What to work on
Set each record down exactly, excluding all images.

=-=-=-=-=

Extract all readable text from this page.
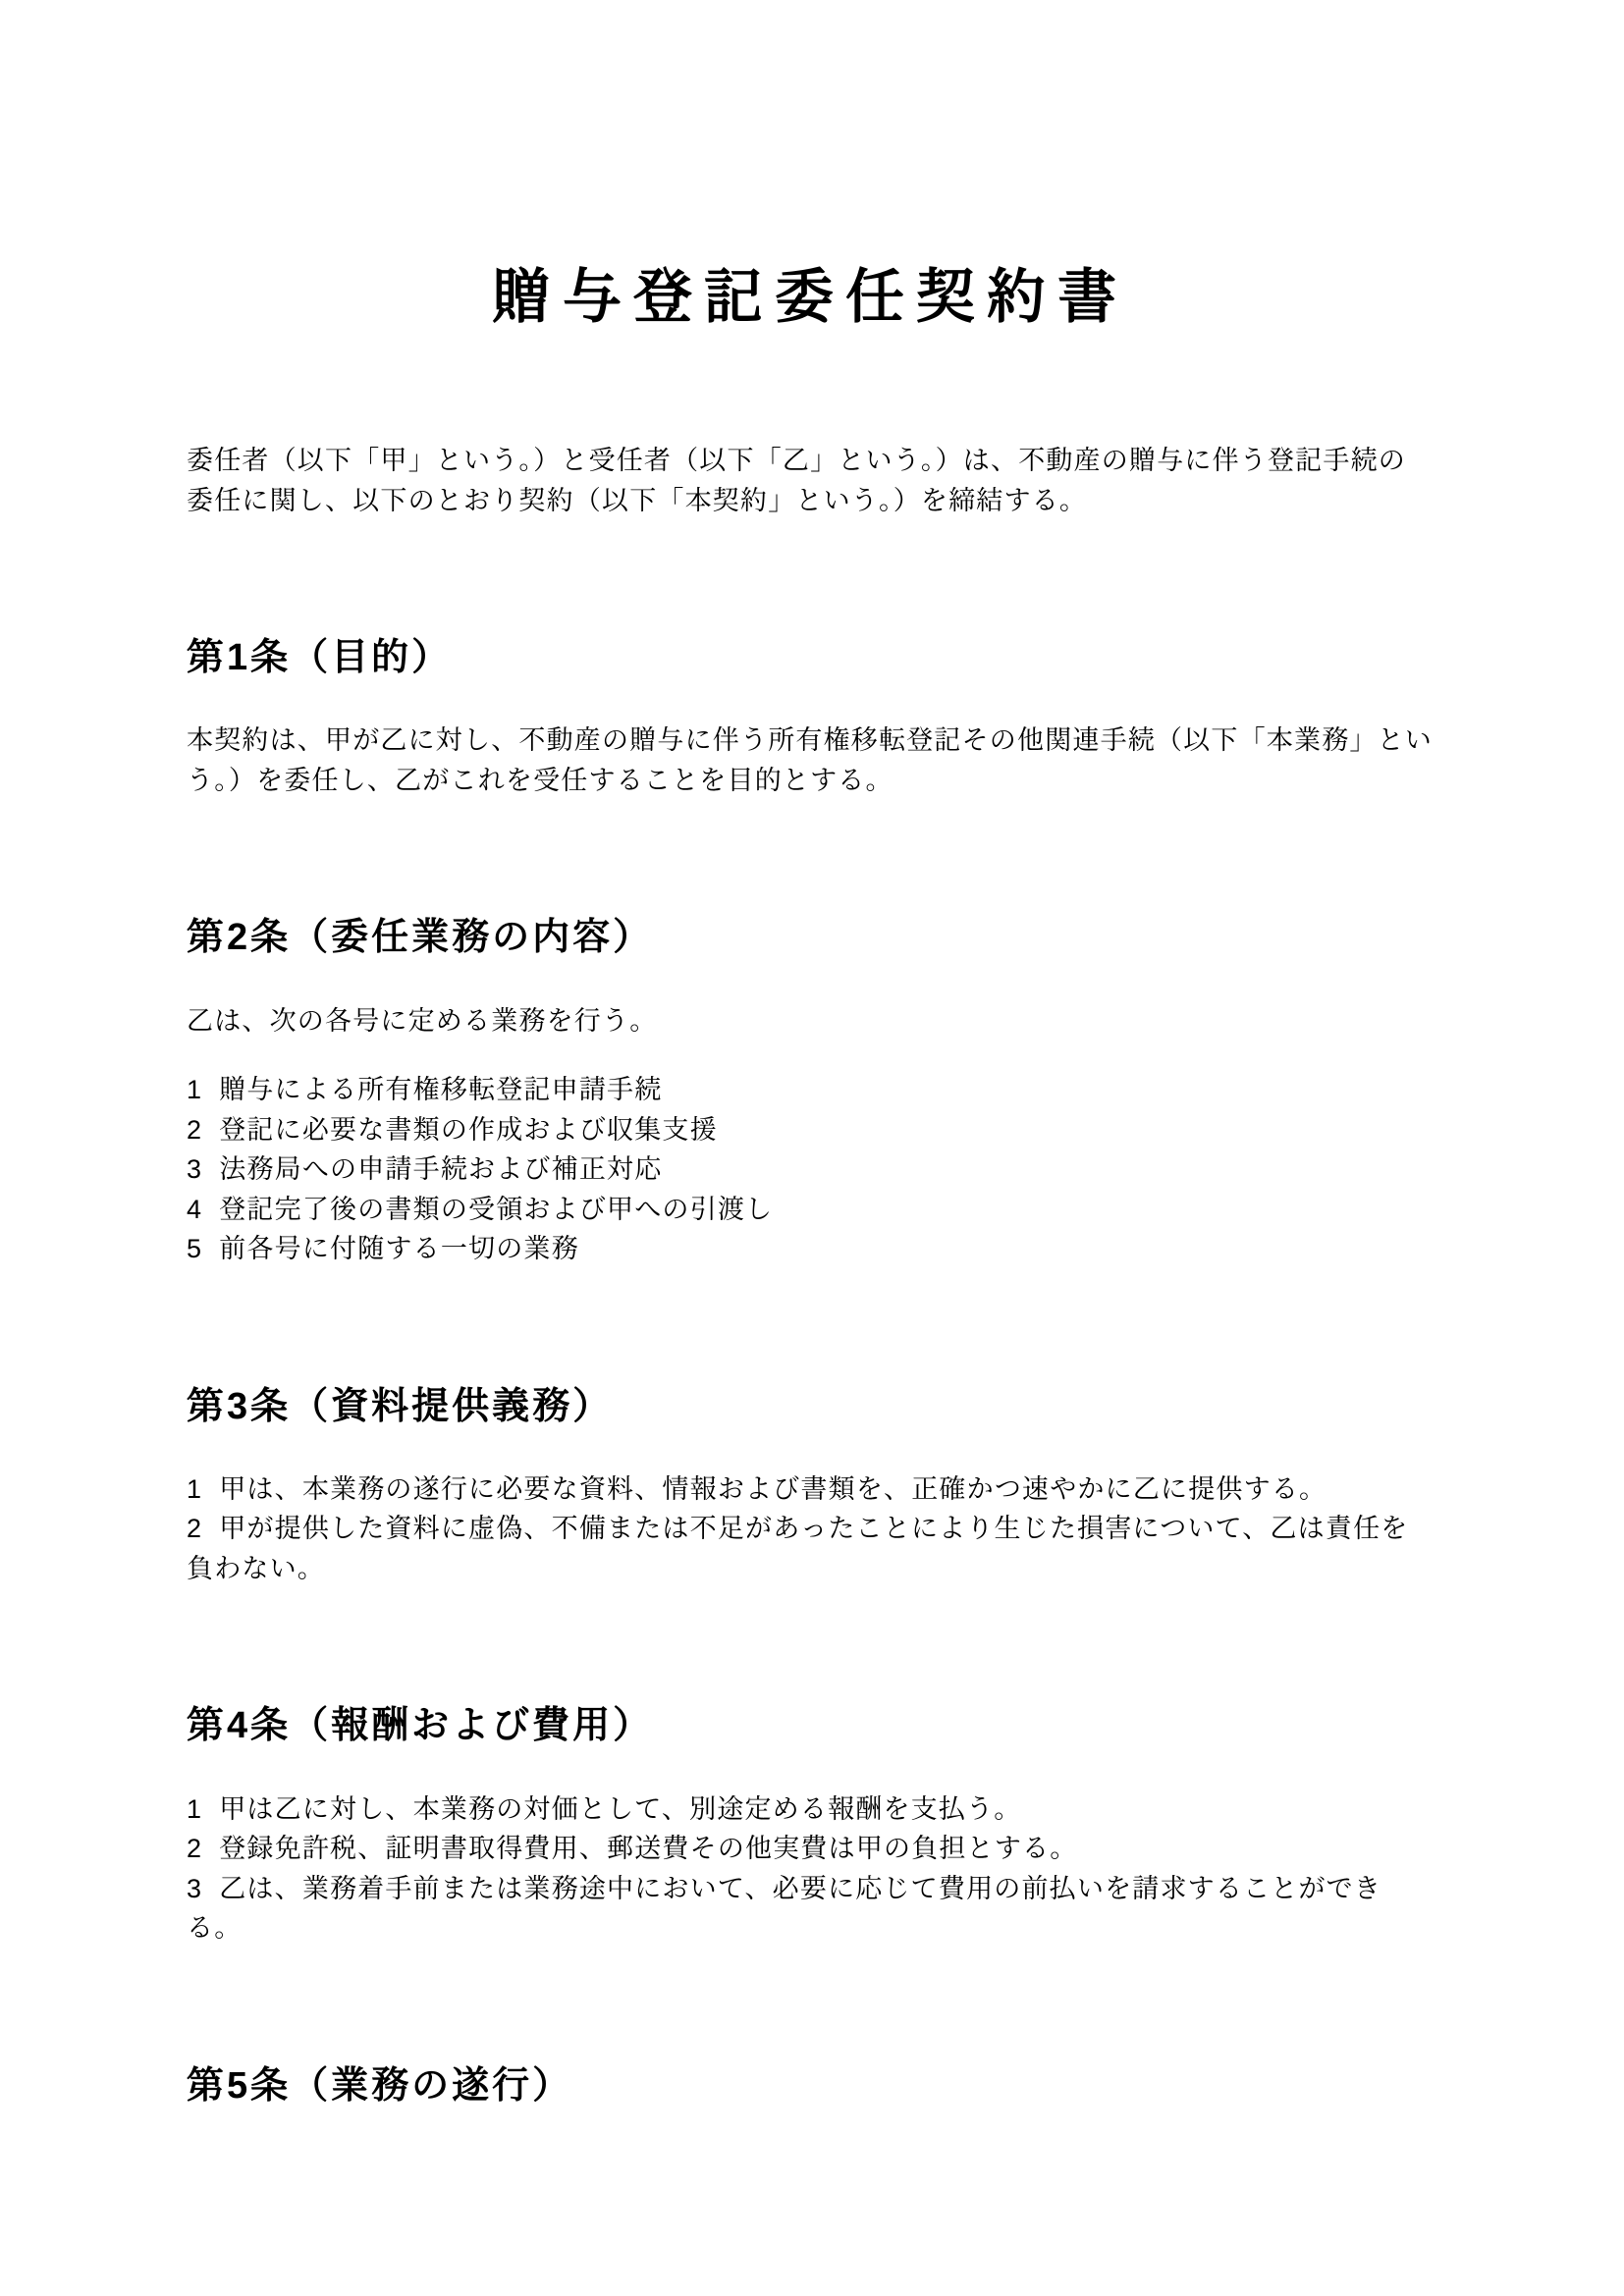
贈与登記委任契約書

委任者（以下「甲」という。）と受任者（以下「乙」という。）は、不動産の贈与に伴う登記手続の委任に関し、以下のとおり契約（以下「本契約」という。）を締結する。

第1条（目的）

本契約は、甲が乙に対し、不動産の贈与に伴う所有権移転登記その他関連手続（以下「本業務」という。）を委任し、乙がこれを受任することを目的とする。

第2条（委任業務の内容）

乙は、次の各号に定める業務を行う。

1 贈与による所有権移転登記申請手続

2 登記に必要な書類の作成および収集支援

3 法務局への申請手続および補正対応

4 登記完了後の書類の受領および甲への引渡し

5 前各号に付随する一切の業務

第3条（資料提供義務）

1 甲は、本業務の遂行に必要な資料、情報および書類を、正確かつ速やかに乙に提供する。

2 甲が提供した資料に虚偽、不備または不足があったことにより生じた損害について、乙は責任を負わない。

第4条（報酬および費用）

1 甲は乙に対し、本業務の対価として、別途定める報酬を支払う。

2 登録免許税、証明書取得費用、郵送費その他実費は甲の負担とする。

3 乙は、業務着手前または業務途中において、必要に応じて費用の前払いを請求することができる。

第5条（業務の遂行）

=-=-=-=-=

Finished answer
Extract all readable text from this page.
贈与登記委任契約書

委任者（以下「甲」という。）と受任者（以下「乙」という。）は、不動産の贈与に伴う登記手続の委任に関し、以下のとおり契約（以下「本契約」という。）を締結する。

第1条（目的）

本契約は、甲が乙に対し、不動産の贈与に伴う所有権移転登記その他関連手続（以下「本業務」という。）を委任し、乙がこれを受任することを目的とする。

第2条（委任業務の内容）

乙は、次の各号に定める業務を行う。

1 贈与による所有権移転登記申請手続

2 登記に必要な書類の作成および収集支援

3 法務局への申請手続および補正対応

4 登記完了後の書類の受領および甲への引渡し

5 前各号に付随する一切の業務

第3条（資料提供義務）

1 甲は、本業務の遂行に必要な資料、情報および書類を、正確かつ速やかに乙に提供する。

2 甲が提供した資料に虚偽、不備または不足があったことにより生じた損害について、乙は責任を負わない。

第4条（報酬および費用）

1 甲は乙に対し、本業務の対価として、別途定める報酬を支払う。

2 登録免許税、証明書取得費用、郵送費その他実費は甲の負担とする。

3 乙は、業務着手前または業務途中において、必要に応じて費用の前払いを請求することができる。

第5条（業務の遂行）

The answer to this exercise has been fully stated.